(Extracted data entries)
• • • •

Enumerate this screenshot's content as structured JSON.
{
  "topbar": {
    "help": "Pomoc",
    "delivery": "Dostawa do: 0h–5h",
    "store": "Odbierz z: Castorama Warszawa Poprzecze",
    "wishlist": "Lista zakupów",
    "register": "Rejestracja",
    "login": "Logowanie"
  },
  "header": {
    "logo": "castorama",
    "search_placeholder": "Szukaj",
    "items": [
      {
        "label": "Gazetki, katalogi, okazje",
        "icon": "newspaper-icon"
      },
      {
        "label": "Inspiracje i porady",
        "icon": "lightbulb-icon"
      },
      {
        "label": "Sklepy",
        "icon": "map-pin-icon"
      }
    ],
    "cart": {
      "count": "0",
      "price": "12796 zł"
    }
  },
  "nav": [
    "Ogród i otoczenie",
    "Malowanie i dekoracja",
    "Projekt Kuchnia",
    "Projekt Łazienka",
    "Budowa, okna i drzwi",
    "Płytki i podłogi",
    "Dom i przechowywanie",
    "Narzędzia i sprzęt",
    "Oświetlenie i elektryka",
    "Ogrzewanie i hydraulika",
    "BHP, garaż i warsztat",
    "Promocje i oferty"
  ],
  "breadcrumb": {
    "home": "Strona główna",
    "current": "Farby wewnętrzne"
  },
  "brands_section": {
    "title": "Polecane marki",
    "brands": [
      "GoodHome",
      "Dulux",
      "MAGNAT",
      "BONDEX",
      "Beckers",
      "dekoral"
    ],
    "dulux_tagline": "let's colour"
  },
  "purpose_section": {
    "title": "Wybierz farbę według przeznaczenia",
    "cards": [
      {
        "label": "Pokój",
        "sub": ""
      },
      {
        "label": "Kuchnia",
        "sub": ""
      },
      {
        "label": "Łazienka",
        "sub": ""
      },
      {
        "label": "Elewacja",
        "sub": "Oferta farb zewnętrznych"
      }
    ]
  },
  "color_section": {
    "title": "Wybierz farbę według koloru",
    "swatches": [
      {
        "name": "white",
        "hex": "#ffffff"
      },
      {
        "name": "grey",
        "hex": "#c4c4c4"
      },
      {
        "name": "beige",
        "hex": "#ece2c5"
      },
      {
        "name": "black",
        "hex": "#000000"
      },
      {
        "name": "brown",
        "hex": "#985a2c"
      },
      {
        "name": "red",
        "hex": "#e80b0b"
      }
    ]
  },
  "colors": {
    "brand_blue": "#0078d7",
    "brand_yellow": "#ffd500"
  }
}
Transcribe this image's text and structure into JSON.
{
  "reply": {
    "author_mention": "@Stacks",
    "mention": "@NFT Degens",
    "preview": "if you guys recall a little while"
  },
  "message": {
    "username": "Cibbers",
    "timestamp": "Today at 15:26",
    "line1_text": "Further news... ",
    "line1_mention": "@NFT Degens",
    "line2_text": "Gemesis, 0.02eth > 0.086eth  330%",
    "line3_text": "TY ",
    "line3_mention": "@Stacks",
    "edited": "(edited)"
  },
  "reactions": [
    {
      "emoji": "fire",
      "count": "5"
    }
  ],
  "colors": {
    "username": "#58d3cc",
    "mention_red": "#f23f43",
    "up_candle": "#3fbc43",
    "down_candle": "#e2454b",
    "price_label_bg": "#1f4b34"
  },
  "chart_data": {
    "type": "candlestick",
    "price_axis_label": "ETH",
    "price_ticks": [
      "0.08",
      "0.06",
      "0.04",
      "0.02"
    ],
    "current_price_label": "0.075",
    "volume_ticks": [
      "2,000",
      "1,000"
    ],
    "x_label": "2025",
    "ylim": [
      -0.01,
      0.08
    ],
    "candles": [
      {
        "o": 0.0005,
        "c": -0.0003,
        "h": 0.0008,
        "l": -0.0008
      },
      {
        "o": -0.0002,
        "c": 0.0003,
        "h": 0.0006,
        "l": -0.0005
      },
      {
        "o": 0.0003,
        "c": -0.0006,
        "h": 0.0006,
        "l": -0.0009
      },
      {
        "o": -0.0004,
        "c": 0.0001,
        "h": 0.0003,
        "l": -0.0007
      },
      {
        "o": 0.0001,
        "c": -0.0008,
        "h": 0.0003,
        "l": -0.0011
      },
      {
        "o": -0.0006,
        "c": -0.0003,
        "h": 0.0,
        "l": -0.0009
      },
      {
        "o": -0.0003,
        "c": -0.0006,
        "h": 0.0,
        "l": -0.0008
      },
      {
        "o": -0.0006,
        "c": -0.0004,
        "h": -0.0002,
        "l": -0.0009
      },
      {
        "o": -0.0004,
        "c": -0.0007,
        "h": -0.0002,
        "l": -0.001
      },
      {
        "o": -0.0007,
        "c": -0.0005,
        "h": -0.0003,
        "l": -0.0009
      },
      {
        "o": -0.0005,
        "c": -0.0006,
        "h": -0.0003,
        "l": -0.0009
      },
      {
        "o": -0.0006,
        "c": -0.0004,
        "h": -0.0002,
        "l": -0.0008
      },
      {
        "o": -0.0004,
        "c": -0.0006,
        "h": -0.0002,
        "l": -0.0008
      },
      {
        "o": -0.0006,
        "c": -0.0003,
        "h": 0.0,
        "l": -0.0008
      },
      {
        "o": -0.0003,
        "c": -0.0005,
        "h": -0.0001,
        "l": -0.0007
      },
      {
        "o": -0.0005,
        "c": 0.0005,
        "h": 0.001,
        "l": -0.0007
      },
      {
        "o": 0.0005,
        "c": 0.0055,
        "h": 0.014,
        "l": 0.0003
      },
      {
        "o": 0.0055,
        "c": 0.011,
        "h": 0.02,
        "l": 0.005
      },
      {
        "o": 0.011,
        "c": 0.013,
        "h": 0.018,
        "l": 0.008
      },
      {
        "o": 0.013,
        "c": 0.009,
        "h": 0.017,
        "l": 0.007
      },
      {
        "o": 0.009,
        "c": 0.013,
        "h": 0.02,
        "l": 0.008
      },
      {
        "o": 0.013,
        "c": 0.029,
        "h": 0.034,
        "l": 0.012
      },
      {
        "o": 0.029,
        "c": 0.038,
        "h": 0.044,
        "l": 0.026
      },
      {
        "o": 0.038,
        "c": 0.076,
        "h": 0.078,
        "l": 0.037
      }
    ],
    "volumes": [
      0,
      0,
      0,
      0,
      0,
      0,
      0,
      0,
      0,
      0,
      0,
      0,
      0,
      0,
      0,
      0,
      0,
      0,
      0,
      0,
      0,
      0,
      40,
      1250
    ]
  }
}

• • • •

**Given instruction:** Identify all lines in the records above with the word "this".

**Finished exercise:**
Enumerate this screenshot's content as structured JSON.
Transcribe this image's text and structure into JSON.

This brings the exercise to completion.